Work instructions ->
Copy nothing but the text: repeat each entry exactly and drop the images.

Available records ->
□ □ □ □
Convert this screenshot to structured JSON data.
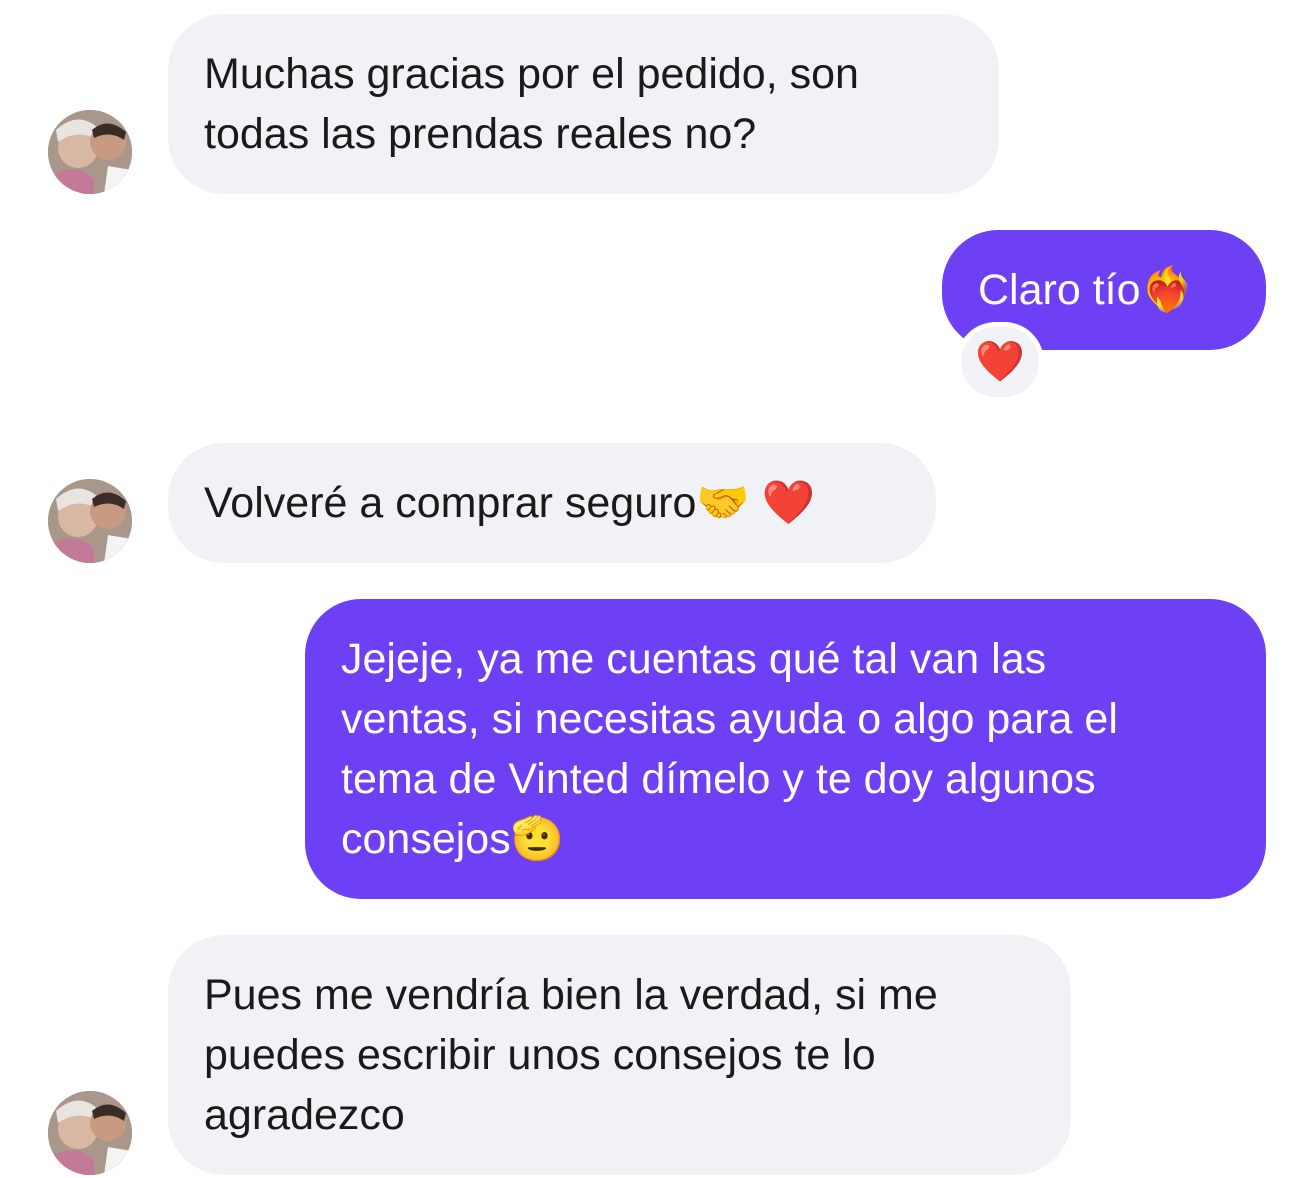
{
  "messages": [
    {
      "side": "in",
      "text": "Muchas gracias por el pedido, son\ntodas las prendas reales no?"
    },
    {
      "side": "out",
      "text": "Claro tío❤️‍🔥",
      "reaction": "❤️"
    },
    {
      "side": "in",
      "text": "Volveré a comprar seguro🤝 ❤️"
    },
    {
      "side": "out",
      "text": "Jejeje, ya me cuentas qué tal van las\nventas, si necesitas ayuda o algo para el\ntema de Vinted dímelo y te doy algunos\nconsejos🫡"
    },
    {
      "side": "in",
      "text": "Pues me vendría bien la verdad, si me\npuedes escribir unos consejos te lo\nagradezco"
    }
  ],
  "colors": {
    "incoming_bubble": "#f1f2f5",
    "outgoing_bubble": "#6d40f5",
    "incoming_text": "#1a1a1a",
    "outgoing_text": "#ffffff"
  },
  "icons": {
    "avatar": "contact-photo-icon"
  }
}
□ □ □ □
Worked solution ->
Convert this screenshot to structured JSON data.
{
  "messages": [
    {
      "side": "in",
      "text": "Muchas gracias por el pedido, son\ntodas las prendas reales no?"
    },
    {
      "side": "out",
      "text": "Claro tío❤️‍🔥",
      "reaction": "❤️"
    },
    {
      "side": "in",
      "text": "Volveré a comprar seguro🤝 ❤️"
    },
    {
      "side": "out",
      "text": "Jejeje, ya me cuentas qué tal van las\nventas, si necesitas ayuda o algo para el\ntema de Vinted dímelo y te doy algunos\nconsejos🫡"
    },
    {
      "side": "in",
      "text": "Pues me vendría bien la verdad, si me\npuedes escribir unos consejos te lo\nagradezco"
    }
  ],
  "colors": {
    "incoming_bubble": "#f1f2f5",
    "outgoing_bubble": "#6d40f5",
    "incoming_text": "#1a1a1a",
    "outgoing_text": "#ffffff"
  },
  "icons": {
    "avatar": "contact-photo-icon"
  }
}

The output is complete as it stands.